Records from a data source
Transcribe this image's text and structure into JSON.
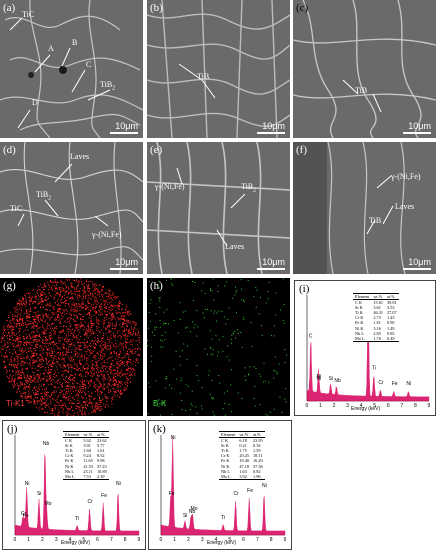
{
  "panels": {
    "a": {
      "label": "(a)",
      "scale": "10μm",
      "ann": [
        "TiC",
        "A",
        "B",
        "C",
        "TiB",
        "2",
        "D"
      ]
    },
    "b": {
      "label": "(b)",
      "scale": "10μm",
      "ann": [
        "TiB"
      ]
    },
    "c": {
      "label": "(c)",
      "scale": "10μm",
      "ann": [
        "TiB"
      ]
    },
    "d": {
      "label": "(d)",
      "scale": "10μm",
      "ann": [
        "Laves",
        "TiB",
        "2",
        "TiC",
        "γ-(Ni,Fe)"
      ]
    },
    "e": {
      "label": "(e)",
      "scale": "10μm",
      "ann": [
        "γ-(Ni,Fe)",
        "TiB",
        "2",
        "Laves"
      ]
    },
    "f": {
      "label": "(f)",
      "scale": "10μm",
      "ann": [
        "γ-(Ni,Fe)",
        "TiB",
        "Laves"
      ]
    },
    "g": {
      "label": "(g)",
      "map": "Ti-K1",
      "color": "#ff2a2a"
    },
    "h": {
      "label": "(h)",
      "map": "B-K",
      "color": "#33cc33"
    },
    "i": {
      "label": "(i)",
      "xaxis": "Energy (keV)",
      "ticks": [
        "0",
        "1",
        "2",
        "3",
        "4",
        "5",
        "6",
        "7",
        "8",
        "9"
      ],
      "peaks": [
        "C",
        "Ni",
        "Si",
        "Ni",
        "Nb",
        "Ti",
        "Cr",
        "Ti",
        "Fe",
        "Ni"
      ],
      "table": {
        "head": [
          "Element",
          "wt.%",
          "at.%"
        ],
        "rows": [
          [
            "C K",
            "15.61",
            "39.81"
          ],
          [
            "Si K",
            "3.61",
            "3.53"
          ],
          [
            "Ti K",
            "46.31",
            "27.07"
          ],
          [
            "Cr K",
            "2.73",
            "1.45"
          ],
          [
            "Fe K",
            "1.81",
            "0.90"
          ],
          [
            "Ni K",
            "3.16",
            "1.49"
          ],
          [
            "Nb L",
            "2.85",
            "0.85"
          ],
          [
            "Mo L",
            "1.76",
            "0.49"
          ]
        ]
      }
    },
    "j": {
      "label": "(j)",
      "xaxis": "Energy (keV)",
      "ticks": [
        "0",
        "1",
        "2",
        "3",
        "4",
        "5",
        "6",
        "7",
        "8",
        "9"
      ],
      "peaks": [
        "Nb",
        "Ni",
        "Si",
        "Cr",
        "Mo",
        "Ti",
        "Fe",
        "Cr",
        "Fe",
        "Ni"
      ],
      "table": {
        "head": [
          "Element",
          "wt.%",
          "at.%"
        ],
        "rows": [
          [
            "C K",
            "5.92",
            "23.62"
          ],
          [
            "Si K",
            "3.91",
            "5.77"
          ],
          [
            "Ti K",
            "1.60",
            "1.61"
          ],
          [
            "Cr K",
            "9.24",
            "8.52"
          ],
          [
            "Fe K",
            "11.65",
            "9.98"
          ],
          [
            "Ni K",
            "41.53",
            "37.23"
          ],
          [
            "Nb L",
            "23.11",
            "10.89"
          ],
          [
            "Mo L",
            "7.53",
            "2.39"
          ]
        ]
      }
    },
    "k": {
      "label": "(k)",
      "xaxis": "Energy (keV)",
      "ticks": [
        "0",
        "1",
        "2",
        "3",
        "4",
        "5",
        "6",
        "7",
        "8",
        "9"
      ],
      "peaks": [
        "Ni",
        "Fe",
        "Si",
        "Mo",
        "Nb",
        "Ti",
        "Cr",
        "Fe",
        "Ni"
      ],
      "table": {
        "head": [
          "Element",
          "wt.%",
          "at.%"
        ],
        "rows": [
          [
            "C K",
            "6.18",
            "23.95"
          ],
          [
            "Si K",
            "0.21",
            "0.34"
          ],
          [
            "Ti K",
            "1.75",
            "1.59"
          ],
          [
            "Cr K",
            "20.25",
            "18.11"
          ],
          [
            "Fe K",
            "19.40",
            "16.20"
          ],
          [
            "Ni K",
            "47.18",
            "37.36"
          ],
          [
            "Nb L",
            "1.63",
            "0.82"
          ],
          [
            "Mo L",
            "3.92",
            "1.96"
          ]
        ]
      }
    }
  },
  "colors": {
    "spectrum": "#d6005a",
    "sem_bg": "#6a6a6a",
    "boundary": "#e6e6e6"
  }
}
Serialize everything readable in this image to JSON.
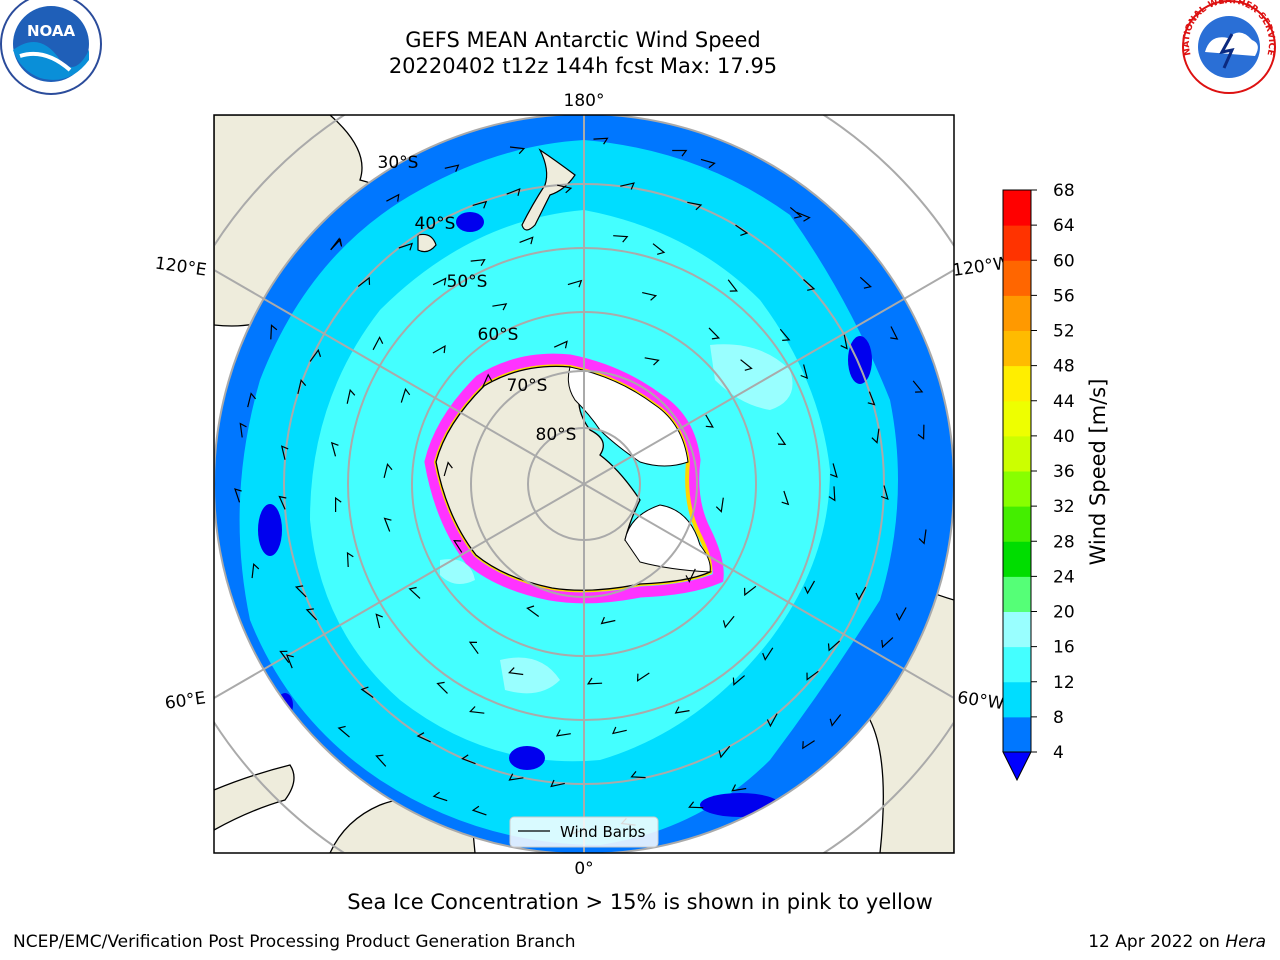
{
  "title": {
    "line1": "GEFS MEAN Antarctic Wind Speed",
    "line2": "20220402 t12z 144h fcst   Max: 17.95"
  },
  "map": {
    "projection": "south-polar-stereographic",
    "lon_labels": [
      "180°",
      "120°E",
      "120°W",
      "60°E",
      "60°W",
      "0°"
    ],
    "lat_labels": [
      "30°S",
      "40°S",
      "50°S",
      "60°S",
      "70°S",
      "80°S"
    ],
    "legend_label": "Wind Barbs",
    "land_color": "#eeecdc",
    "ice_sheet_color": "#ffffff",
    "sea_ice_colors": [
      "#ff33ff",
      "#ffd700"
    ]
  },
  "colorbar": {
    "title": "Wind Speed [m/s]",
    "ticks": [
      "4",
      "8",
      "12",
      "16",
      "20",
      "24",
      "28",
      "32",
      "36",
      "40",
      "44",
      "48",
      "52",
      "56",
      "60",
      "64",
      "68"
    ],
    "colors": [
      "#0000ff",
      "#0077ff",
      "#00ddff",
      "#44ffff",
      "#99ffff",
      "#55ff77",
      "#00dd00",
      "#44ee00",
      "#88ff00",
      "#ccff00",
      "#eeff00",
      "#ffee00",
      "#ffbb00",
      "#ff9900",
      "#ff6600",
      "#ff3300",
      "#ff0000"
    ]
  },
  "note": "Sea Ice Concentration > 15% is shown in pink to yellow",
  "footer": {
    "left": "NCEP/EMC/Verification Post Processing Product Generation Branch",
    "right_date": "12 Apr 2022 on ",
    "right_host": "Hera"
  },
  "logos": {
    "noaa_text": "NOAA",
    "nws_text": "NATIONAL WEATHER SERVICE"
  }
}
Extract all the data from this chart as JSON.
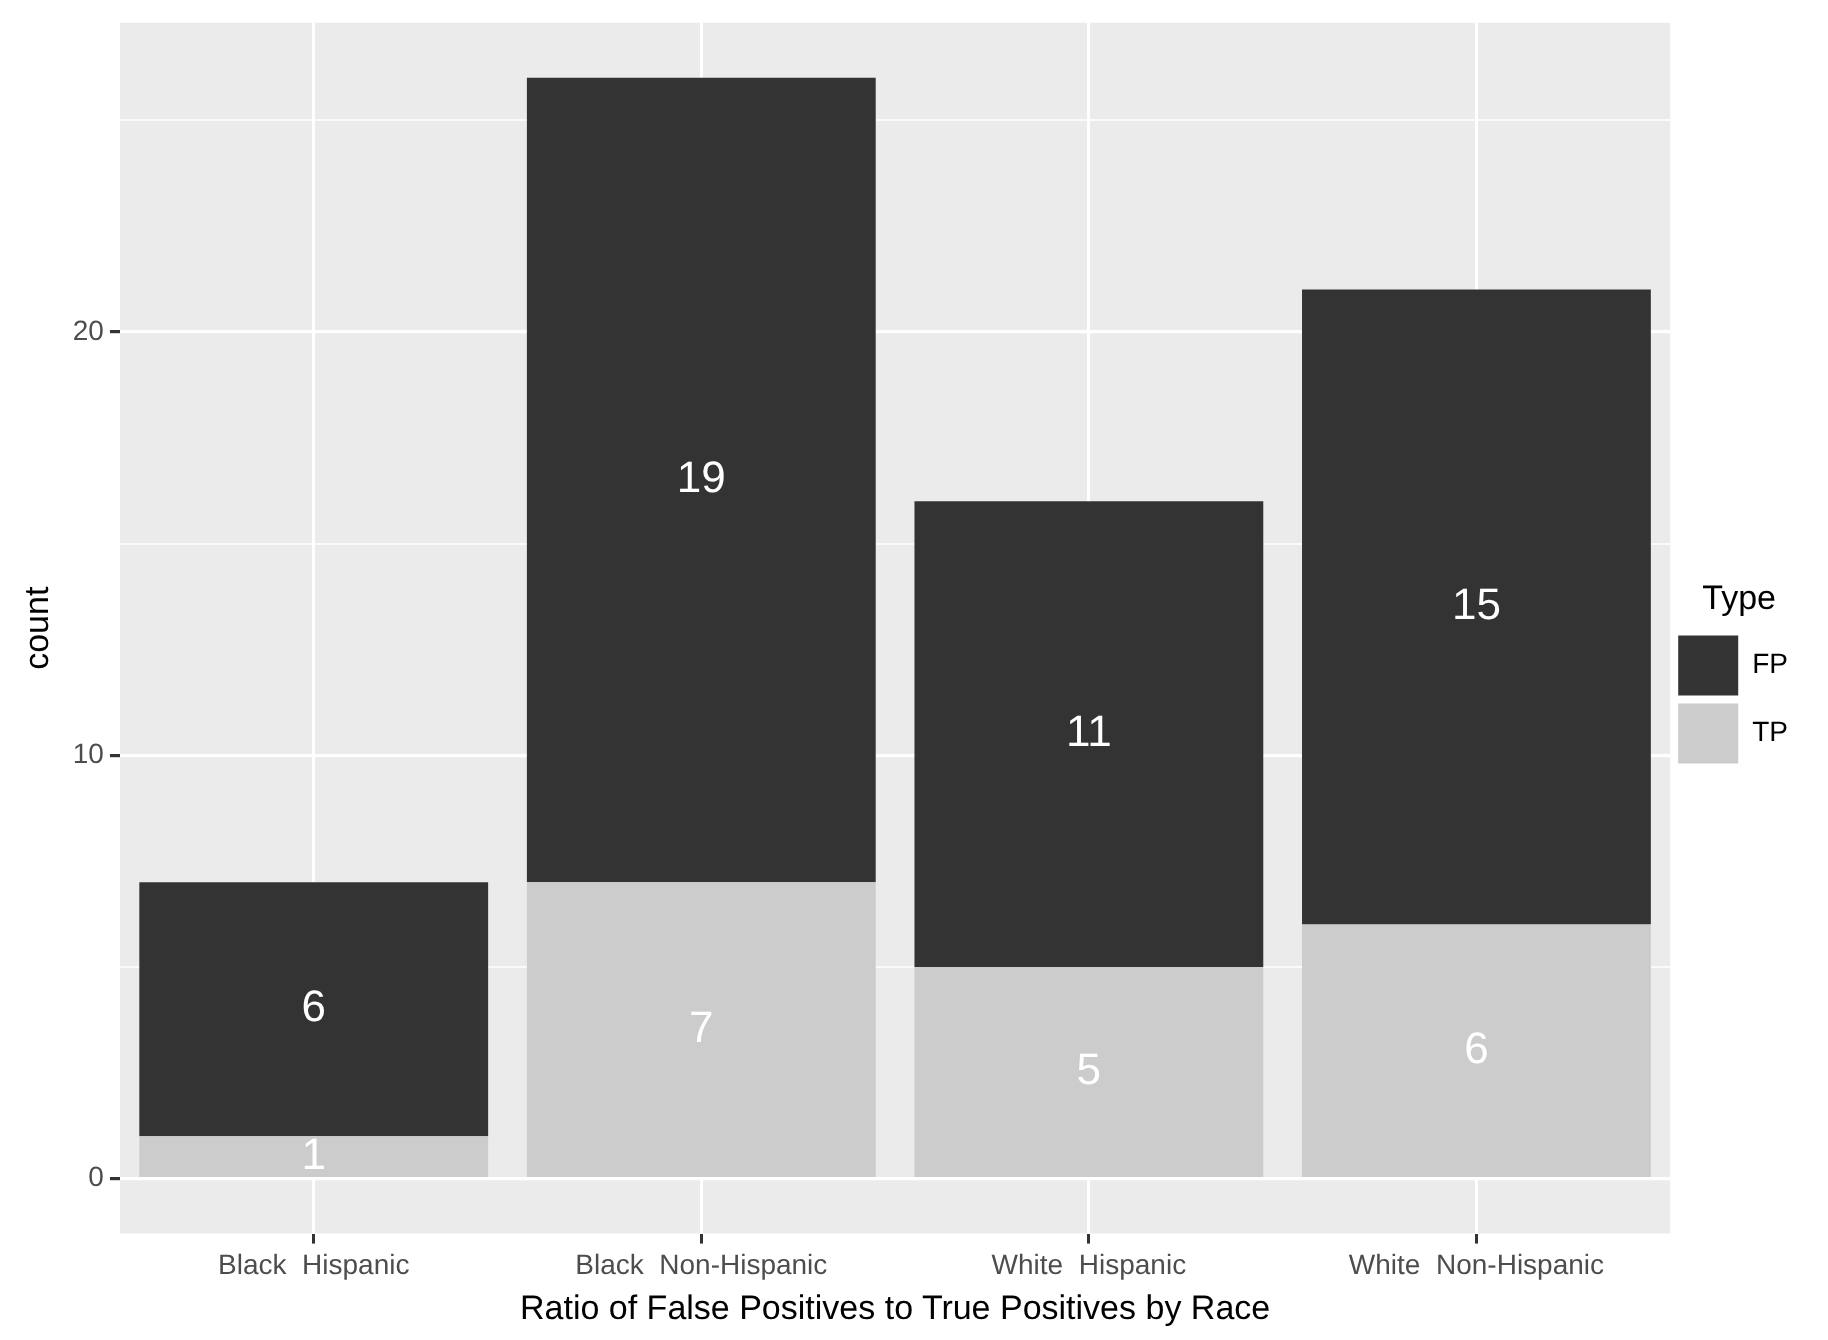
{
  "chart_data": {
    "type": "bar",
    "stacked": true,
    "xlabel": "Ratio of False Positives to True Positives by Race",
    "ylabel": "count",
    "legend_title": "Type",
    "categories": [
      "Black  Hispanic",
      "Black  Non-Hispanic",
      "White  Hispanic",
      "White  Non-Hispanic"
    ],
    "series": [
      {
        "name": "TP",
        "color": "#cccccc",
        "values": [
          1,
          7,
          5,
          6
        ]
      },
      {
        "name": "FP",
        "color": "#333333",
        "values": [
          6,
          19,
          11,
          15
        ]
      }
    ],
    "ylim": [
      -1.3,
      27.3
    ],
    "yticks": [
      0,
      {
        "value": 5,
        "label": null
      },
      10,
      {
        "value": 15,
        "label": null
      },
      20,
      {
        "value": 25,
        "label": null
      }
    ],
    "grid": true,
    "legend": "right",
    "data_labels": true
  }
}
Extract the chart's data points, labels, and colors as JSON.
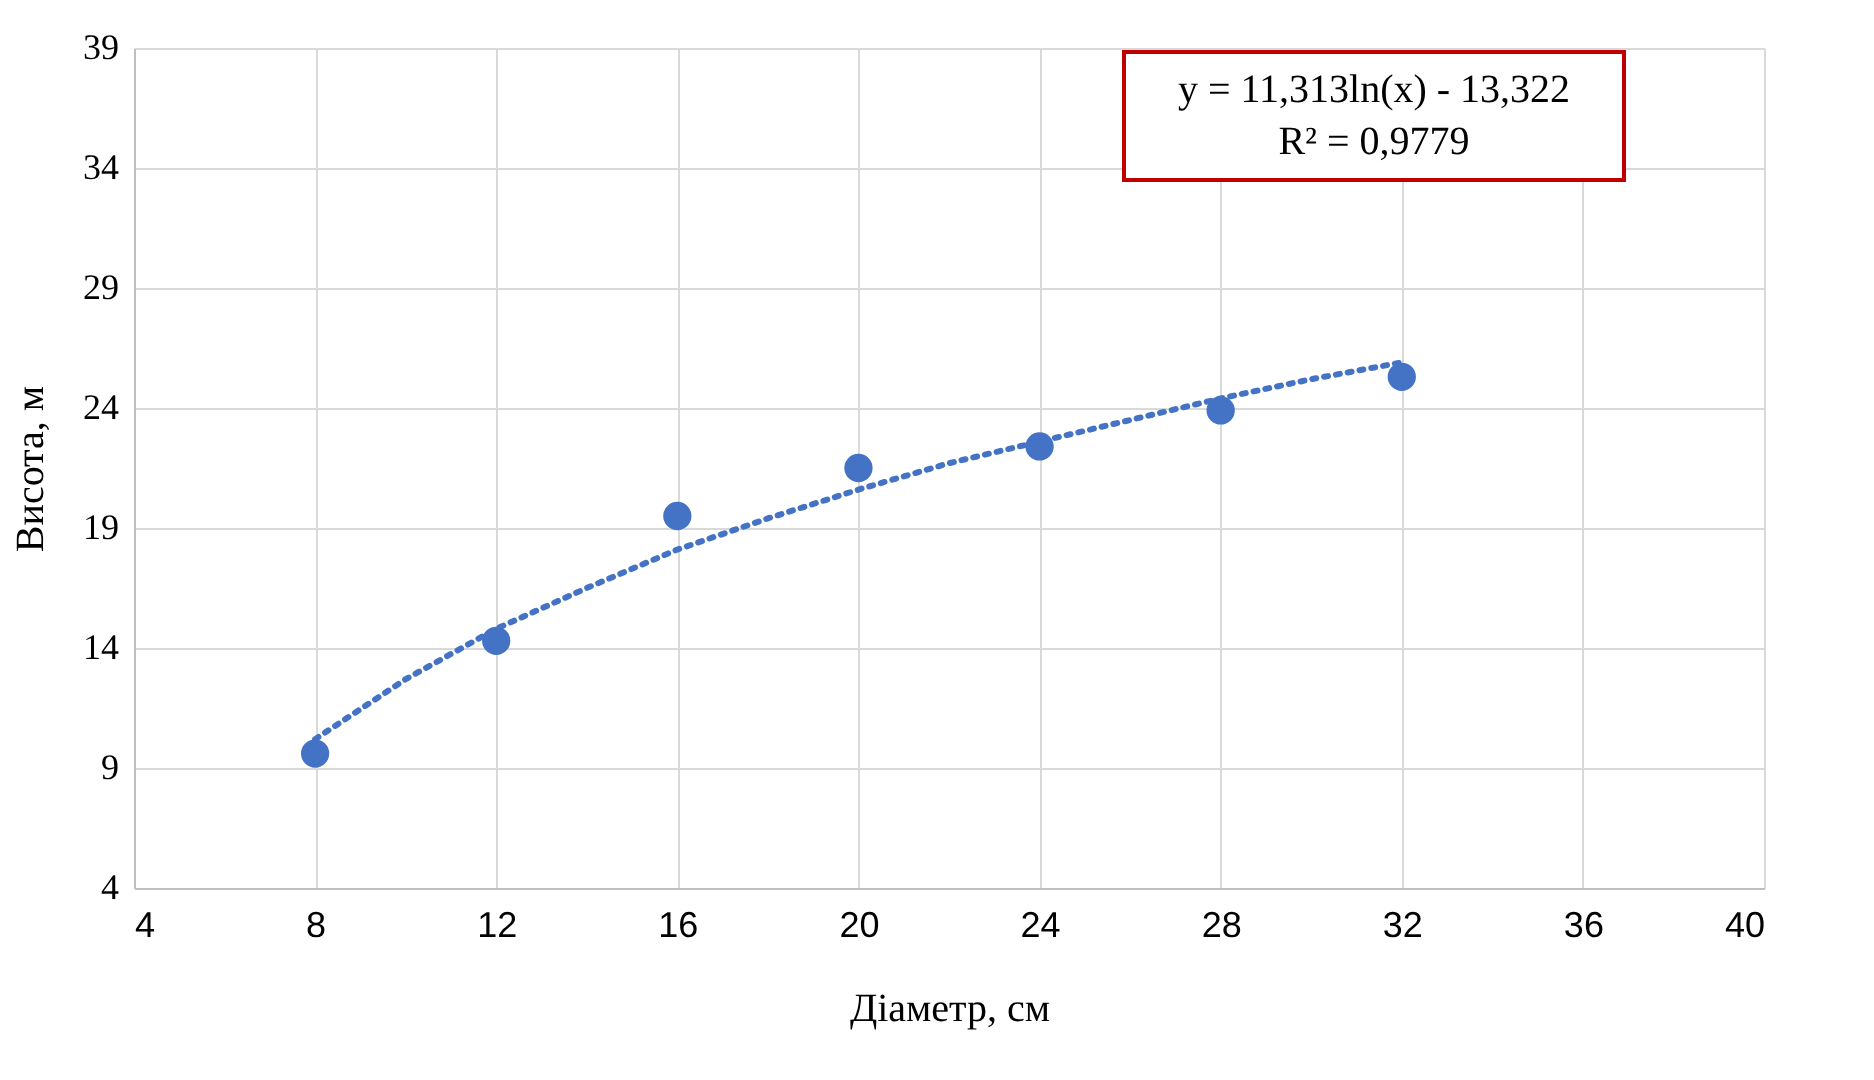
{
  "chart_data": {
    "type": "scatter",
    "xlabel": "Діаметр, см",
    "ylabel": "Висота, м",
    "x": [
      8,
      12,
      16,
      20,
      24,
      28,
      32
    ],
    "series": [
      {
        "color": "#4472c4",
        "marker": "circle",
        "values": [
          9.6,
          14.3,
          19.5,
          21.5,
          22.4,
          23.9,
          25.3
        ]
      },
      {
        "type": "line",
        "color": "#4472c4",
        "line_style": "dotted",
        "marker": "none",
        "x": [
          8,
          10,
          12,
          14,
          16,
          18,
          20,
          22,
          24,
          26,
          28,
          30,
          32
        ],
        "values": [
          10.2,
          12.7,
          14.8,
          16.5,
          18.1,
          19.4,
          20.6,
          21.7,
          22.6,
          23.5,
          24.4,
          25.2,
          25.9
        ]
      }
    ],
    "annotations": [
      "y = 11,313ln(x) - 13,322",
      "R² = 0,9779"
    ],
    "xlim": [
      4,
      40
    ],
    "xticks": [
      4,
      8,
      12,
      16,
      20,
      24,
      28,
      32,
      36,
      40
    ],
    "ylim": [
      4,
      39
    ],
    "yticks": [
      4,
      9,
      14,
      19,
      24,
      29,
      34,
      39
    ],
    "grid": true
  }
}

EXERCISE OBJECTIVE
From the entries above, copy every line that holds the word "xlabel".

REPLY
    "xlabel": "Ratio of False Positives to True Positives by Race",
    "xlabel": "Діаметр, см",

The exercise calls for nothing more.